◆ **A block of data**

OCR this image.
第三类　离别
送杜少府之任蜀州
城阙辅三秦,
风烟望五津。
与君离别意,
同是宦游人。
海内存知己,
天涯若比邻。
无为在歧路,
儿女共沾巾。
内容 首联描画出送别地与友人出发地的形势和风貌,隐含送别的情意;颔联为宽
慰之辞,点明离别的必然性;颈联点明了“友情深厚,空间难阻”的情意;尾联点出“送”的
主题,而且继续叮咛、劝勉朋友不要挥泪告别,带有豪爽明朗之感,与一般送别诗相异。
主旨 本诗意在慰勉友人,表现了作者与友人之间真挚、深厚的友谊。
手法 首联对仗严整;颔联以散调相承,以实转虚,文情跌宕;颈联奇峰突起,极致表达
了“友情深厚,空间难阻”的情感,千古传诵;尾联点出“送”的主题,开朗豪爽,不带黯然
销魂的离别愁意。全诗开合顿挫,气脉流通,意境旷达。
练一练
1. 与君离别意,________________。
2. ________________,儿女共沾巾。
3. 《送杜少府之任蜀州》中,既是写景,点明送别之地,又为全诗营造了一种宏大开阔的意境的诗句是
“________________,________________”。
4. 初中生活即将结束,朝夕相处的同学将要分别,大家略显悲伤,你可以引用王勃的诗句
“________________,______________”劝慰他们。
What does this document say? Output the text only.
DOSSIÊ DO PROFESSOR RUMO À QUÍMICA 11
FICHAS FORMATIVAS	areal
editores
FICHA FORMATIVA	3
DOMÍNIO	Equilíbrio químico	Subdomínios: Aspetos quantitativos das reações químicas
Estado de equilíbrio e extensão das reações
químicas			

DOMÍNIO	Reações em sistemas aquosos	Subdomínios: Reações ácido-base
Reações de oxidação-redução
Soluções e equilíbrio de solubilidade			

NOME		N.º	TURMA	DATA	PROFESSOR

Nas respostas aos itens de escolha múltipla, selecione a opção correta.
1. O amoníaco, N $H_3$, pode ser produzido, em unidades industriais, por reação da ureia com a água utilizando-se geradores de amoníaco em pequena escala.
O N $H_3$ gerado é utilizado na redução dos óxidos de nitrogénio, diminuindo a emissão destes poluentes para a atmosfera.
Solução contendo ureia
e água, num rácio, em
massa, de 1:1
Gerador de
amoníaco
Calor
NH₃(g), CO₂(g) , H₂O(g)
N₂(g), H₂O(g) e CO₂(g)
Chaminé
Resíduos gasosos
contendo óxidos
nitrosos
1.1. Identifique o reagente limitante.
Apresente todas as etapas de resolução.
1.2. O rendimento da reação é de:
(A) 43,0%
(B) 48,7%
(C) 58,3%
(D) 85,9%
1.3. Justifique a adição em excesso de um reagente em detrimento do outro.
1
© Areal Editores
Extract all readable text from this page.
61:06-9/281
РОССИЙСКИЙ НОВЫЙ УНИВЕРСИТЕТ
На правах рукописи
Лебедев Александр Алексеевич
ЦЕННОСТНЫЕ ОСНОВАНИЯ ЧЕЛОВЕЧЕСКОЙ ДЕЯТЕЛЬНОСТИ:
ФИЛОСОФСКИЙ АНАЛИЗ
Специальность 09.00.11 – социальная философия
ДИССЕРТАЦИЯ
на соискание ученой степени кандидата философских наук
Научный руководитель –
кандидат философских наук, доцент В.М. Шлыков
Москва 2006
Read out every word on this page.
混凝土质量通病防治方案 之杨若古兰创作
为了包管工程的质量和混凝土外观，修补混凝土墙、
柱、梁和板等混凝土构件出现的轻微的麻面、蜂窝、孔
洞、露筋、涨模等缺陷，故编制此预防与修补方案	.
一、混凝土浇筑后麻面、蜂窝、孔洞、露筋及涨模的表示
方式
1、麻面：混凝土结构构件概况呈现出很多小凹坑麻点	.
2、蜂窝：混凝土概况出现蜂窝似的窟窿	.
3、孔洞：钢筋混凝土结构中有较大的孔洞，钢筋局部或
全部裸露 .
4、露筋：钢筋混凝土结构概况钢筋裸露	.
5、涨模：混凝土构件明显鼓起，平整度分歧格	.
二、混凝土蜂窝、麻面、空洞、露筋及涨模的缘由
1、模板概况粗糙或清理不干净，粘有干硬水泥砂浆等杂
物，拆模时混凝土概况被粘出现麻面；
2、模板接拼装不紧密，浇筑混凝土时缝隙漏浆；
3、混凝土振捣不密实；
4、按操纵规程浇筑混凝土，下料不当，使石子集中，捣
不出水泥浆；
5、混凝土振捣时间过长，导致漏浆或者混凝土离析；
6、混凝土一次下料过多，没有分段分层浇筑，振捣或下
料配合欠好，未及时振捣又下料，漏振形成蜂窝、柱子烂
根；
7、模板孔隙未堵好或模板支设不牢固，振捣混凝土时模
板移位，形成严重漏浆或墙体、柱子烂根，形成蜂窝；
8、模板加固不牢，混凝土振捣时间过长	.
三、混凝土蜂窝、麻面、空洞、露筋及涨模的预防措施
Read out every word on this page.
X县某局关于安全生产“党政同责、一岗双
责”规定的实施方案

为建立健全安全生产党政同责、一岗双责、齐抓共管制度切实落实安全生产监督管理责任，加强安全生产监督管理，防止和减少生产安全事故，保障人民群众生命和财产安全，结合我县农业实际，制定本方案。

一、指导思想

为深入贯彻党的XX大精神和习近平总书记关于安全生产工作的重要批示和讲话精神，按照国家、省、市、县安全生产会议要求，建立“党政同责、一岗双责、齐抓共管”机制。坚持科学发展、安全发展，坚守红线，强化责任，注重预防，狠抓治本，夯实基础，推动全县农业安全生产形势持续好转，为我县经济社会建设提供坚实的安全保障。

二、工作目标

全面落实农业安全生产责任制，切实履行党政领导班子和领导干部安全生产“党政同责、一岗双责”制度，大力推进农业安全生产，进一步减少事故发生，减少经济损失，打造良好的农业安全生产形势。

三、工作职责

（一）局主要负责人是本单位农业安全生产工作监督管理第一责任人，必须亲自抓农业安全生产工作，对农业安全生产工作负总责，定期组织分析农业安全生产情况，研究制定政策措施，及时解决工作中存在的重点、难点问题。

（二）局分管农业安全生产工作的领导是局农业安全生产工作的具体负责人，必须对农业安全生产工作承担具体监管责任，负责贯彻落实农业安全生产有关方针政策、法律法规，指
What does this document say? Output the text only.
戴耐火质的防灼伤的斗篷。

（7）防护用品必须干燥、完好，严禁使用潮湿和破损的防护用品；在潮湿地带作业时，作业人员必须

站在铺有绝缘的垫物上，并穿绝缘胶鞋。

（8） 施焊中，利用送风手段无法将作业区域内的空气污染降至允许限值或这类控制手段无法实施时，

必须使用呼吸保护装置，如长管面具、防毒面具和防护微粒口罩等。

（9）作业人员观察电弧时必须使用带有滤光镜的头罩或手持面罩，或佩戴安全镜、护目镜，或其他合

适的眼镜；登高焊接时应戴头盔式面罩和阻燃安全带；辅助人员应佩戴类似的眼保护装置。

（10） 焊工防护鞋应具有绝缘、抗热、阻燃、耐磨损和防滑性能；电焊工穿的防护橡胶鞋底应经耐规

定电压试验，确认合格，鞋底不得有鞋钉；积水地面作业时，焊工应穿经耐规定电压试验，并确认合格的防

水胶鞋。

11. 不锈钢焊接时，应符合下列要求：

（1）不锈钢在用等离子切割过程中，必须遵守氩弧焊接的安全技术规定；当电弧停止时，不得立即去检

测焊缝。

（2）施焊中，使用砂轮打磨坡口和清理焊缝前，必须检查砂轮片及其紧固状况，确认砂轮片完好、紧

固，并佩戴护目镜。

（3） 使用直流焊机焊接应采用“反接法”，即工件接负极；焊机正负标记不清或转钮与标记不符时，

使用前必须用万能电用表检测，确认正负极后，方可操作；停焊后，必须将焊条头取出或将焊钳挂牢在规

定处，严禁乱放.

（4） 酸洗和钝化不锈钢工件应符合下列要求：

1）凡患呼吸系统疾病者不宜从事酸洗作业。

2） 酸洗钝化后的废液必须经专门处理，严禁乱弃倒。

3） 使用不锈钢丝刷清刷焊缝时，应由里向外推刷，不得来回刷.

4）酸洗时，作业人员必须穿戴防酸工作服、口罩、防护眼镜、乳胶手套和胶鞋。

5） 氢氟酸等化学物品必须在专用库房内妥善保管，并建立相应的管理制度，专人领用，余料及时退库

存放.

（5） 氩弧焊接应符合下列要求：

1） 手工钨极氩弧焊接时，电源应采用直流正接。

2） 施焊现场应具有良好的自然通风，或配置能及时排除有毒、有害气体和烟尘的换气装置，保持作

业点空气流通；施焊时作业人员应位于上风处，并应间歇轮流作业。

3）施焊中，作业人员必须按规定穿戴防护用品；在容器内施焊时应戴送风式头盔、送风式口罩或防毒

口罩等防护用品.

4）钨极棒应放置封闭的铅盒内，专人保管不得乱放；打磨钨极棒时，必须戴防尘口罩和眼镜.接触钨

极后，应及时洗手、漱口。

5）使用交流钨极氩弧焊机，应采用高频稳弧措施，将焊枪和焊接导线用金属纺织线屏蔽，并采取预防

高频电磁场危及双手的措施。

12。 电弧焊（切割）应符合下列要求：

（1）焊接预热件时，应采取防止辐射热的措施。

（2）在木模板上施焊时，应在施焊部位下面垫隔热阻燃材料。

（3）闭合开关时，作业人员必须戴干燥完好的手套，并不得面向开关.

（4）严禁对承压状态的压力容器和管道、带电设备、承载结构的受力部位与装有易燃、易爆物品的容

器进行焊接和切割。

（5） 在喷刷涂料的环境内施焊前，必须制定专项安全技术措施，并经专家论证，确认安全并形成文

◆ **Task brief**
From the data above, copy each line that holds "философских".

◆ **Task result**
на соискание ученой степени кандидата философских наук
кандидат философских наук, доцент В.М. Шлыков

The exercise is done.